═════ SUPPLIED RECORDS

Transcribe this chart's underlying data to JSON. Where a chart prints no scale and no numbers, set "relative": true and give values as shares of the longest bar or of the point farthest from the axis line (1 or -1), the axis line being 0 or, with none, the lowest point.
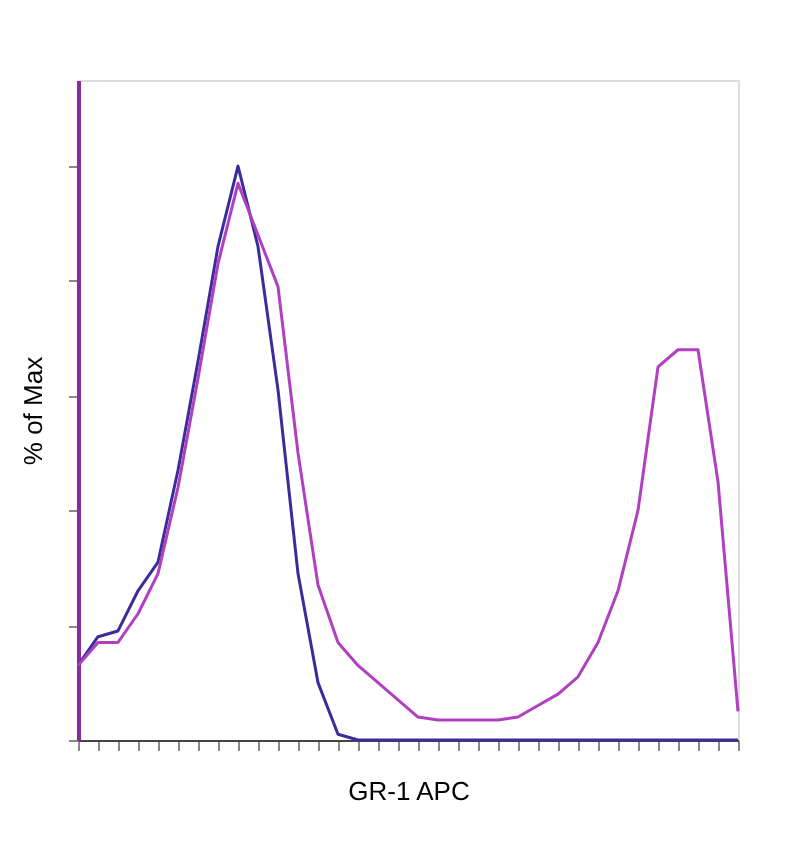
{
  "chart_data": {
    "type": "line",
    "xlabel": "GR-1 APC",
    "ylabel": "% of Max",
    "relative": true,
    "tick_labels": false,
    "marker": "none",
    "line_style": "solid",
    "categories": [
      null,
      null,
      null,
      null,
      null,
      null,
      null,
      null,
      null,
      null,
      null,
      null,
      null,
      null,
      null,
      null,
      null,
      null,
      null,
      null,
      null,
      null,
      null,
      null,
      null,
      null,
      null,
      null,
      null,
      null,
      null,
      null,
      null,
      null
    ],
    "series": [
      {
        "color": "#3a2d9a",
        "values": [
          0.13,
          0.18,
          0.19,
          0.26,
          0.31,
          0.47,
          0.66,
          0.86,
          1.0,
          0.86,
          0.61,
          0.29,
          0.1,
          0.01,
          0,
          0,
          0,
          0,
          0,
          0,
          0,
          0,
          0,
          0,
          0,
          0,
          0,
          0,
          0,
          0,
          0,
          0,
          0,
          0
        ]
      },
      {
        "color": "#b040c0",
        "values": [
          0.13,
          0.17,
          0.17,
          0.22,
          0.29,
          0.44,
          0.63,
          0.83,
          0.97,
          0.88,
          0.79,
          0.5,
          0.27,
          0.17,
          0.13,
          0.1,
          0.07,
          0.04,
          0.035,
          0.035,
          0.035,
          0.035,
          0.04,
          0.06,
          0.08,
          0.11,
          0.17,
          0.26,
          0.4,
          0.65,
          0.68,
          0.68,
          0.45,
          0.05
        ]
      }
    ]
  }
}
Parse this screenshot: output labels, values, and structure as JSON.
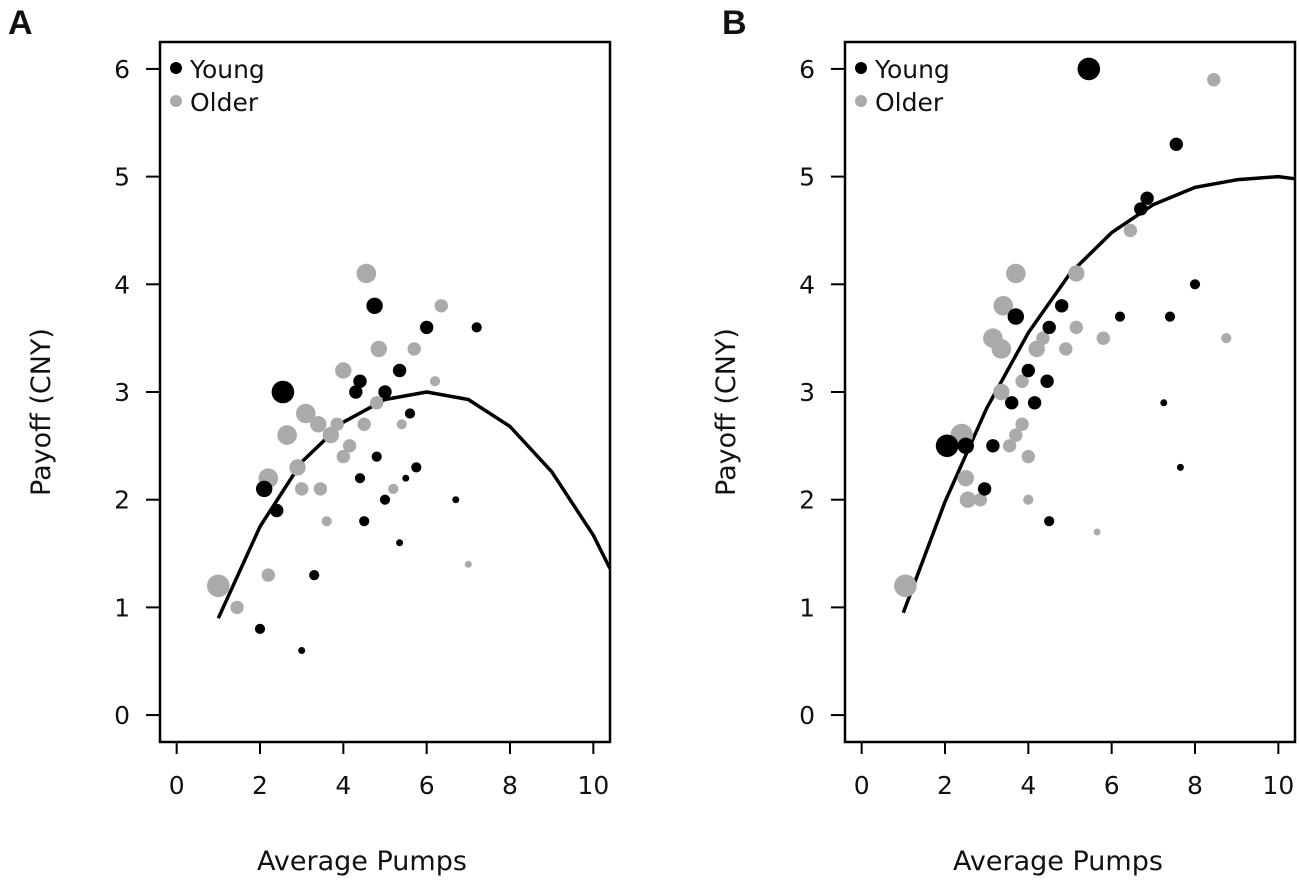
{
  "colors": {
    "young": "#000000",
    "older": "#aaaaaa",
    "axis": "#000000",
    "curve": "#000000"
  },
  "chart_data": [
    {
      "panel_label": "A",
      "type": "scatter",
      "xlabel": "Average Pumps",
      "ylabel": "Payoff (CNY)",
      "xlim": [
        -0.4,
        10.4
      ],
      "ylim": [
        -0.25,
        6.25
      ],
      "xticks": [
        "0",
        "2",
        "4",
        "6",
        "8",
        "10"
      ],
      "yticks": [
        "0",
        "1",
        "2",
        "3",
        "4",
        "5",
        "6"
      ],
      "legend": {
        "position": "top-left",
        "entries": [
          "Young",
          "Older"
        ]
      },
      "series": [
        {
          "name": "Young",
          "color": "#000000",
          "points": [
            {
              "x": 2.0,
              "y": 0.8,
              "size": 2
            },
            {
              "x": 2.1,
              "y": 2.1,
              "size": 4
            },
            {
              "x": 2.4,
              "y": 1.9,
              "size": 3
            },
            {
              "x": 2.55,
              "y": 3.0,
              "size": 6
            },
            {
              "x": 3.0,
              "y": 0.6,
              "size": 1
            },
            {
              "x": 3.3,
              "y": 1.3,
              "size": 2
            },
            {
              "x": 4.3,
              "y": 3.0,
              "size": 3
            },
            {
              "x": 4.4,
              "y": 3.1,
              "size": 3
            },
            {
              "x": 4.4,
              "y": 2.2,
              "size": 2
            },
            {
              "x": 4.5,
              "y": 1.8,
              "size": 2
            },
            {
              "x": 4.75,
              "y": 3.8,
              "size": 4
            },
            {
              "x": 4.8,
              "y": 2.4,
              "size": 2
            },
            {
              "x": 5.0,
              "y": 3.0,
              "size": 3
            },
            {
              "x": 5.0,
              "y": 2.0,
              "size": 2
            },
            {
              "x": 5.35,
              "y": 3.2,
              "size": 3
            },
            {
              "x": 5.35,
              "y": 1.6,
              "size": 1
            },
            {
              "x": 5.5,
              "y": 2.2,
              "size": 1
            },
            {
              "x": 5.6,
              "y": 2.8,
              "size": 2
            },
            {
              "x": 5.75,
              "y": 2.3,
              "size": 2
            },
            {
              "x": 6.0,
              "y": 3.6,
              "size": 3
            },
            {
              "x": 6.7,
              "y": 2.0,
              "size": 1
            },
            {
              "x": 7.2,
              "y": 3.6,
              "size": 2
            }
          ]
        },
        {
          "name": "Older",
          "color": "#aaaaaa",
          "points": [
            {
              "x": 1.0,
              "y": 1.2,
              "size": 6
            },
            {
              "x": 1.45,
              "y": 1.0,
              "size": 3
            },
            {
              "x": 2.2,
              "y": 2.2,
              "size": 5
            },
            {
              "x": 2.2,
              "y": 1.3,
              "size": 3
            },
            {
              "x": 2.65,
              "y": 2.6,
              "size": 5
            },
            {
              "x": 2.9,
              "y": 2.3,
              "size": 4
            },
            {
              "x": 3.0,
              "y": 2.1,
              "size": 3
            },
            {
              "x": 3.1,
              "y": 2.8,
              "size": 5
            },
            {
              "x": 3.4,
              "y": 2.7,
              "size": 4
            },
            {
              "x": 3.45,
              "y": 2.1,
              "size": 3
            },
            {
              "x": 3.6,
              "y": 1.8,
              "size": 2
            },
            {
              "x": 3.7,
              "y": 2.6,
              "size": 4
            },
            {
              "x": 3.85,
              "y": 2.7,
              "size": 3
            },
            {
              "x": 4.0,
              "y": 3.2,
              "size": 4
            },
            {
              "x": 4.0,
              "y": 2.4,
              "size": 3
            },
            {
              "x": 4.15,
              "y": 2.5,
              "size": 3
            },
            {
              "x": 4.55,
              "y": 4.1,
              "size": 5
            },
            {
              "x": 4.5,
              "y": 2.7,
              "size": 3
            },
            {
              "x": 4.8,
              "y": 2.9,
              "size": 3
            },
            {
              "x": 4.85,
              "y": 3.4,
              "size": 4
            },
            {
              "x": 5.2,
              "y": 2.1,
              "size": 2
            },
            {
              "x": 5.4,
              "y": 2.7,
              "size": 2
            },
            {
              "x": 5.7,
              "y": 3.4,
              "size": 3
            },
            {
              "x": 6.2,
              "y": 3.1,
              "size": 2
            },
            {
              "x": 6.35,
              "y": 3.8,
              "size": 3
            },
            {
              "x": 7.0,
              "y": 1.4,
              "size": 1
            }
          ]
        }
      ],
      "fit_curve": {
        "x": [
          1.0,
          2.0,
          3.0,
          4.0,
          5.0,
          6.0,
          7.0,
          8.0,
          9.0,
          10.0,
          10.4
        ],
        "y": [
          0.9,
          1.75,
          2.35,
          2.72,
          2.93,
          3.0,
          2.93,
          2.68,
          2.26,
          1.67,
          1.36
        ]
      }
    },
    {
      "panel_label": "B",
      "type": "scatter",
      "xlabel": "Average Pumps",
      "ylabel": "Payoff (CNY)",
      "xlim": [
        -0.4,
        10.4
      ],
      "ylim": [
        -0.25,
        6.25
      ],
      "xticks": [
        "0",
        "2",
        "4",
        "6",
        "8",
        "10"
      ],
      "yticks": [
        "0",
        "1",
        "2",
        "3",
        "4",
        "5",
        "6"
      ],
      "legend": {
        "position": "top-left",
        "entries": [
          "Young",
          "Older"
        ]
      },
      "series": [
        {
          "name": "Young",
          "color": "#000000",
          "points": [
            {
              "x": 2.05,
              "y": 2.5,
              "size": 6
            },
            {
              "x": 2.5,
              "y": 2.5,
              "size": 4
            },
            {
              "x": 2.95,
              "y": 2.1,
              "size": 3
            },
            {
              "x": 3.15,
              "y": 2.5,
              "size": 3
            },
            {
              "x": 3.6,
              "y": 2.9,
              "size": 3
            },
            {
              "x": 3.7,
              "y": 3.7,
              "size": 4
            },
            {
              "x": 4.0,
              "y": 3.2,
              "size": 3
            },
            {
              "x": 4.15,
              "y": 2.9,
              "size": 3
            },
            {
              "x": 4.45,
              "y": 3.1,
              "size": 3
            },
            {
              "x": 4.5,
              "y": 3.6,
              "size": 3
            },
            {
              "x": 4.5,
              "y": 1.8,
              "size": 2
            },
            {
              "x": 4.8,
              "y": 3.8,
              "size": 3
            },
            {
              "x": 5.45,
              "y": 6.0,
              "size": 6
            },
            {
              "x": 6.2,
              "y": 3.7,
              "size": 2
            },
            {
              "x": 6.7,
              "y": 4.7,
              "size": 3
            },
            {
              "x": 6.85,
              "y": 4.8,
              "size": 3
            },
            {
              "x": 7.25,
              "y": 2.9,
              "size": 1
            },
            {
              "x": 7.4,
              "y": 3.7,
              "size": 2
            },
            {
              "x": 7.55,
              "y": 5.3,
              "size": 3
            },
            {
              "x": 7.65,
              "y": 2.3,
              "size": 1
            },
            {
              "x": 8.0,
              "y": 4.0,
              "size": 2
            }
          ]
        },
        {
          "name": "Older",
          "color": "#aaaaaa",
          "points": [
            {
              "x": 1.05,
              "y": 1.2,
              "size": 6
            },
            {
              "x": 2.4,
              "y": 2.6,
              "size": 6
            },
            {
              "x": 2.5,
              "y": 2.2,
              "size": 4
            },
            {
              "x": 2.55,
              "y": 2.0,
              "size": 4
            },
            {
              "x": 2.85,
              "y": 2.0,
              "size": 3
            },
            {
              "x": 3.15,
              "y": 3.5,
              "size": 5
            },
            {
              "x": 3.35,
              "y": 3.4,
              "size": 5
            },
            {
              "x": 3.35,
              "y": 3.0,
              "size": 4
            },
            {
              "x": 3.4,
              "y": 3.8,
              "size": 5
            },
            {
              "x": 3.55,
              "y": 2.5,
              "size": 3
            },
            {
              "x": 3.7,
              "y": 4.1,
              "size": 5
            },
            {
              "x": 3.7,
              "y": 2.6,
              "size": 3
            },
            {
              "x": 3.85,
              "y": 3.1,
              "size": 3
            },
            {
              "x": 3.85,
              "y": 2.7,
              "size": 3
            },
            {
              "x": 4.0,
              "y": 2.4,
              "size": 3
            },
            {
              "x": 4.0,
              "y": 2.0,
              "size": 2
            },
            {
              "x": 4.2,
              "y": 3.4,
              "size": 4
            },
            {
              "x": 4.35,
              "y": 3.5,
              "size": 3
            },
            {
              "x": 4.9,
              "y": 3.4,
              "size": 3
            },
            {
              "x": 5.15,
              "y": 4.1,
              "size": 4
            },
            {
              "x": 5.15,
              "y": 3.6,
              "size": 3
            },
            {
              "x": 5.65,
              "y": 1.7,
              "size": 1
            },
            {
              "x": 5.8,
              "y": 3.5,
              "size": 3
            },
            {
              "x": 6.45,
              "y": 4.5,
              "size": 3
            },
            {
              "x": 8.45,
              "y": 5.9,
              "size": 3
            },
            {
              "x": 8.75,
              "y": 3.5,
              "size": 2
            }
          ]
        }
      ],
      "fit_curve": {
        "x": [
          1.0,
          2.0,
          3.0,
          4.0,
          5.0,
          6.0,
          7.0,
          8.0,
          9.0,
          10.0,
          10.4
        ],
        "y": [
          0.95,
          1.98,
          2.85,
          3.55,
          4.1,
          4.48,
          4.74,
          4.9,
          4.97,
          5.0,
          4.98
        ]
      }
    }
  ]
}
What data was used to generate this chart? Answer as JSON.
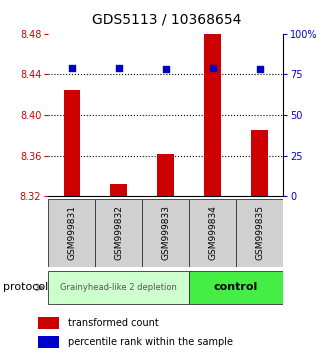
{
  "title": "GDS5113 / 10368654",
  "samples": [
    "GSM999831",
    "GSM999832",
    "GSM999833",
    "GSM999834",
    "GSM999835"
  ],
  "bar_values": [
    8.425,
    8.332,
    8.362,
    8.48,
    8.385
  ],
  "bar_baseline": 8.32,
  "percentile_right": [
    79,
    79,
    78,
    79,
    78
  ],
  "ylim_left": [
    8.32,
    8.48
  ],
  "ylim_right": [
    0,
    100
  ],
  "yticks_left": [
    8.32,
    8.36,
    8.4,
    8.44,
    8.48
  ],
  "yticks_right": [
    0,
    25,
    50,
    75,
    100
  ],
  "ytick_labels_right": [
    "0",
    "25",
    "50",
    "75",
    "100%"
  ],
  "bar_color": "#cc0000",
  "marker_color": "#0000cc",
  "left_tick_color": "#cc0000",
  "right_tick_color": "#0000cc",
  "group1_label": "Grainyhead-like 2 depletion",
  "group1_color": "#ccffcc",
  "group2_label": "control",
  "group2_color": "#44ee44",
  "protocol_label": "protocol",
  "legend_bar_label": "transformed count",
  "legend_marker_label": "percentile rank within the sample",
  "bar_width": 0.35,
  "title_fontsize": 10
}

══════════

- [SET EXERCISE]:
Give the number of lines above in which the word "relative" occurs, with nothing else.

- [FULL RESPONSE]:
2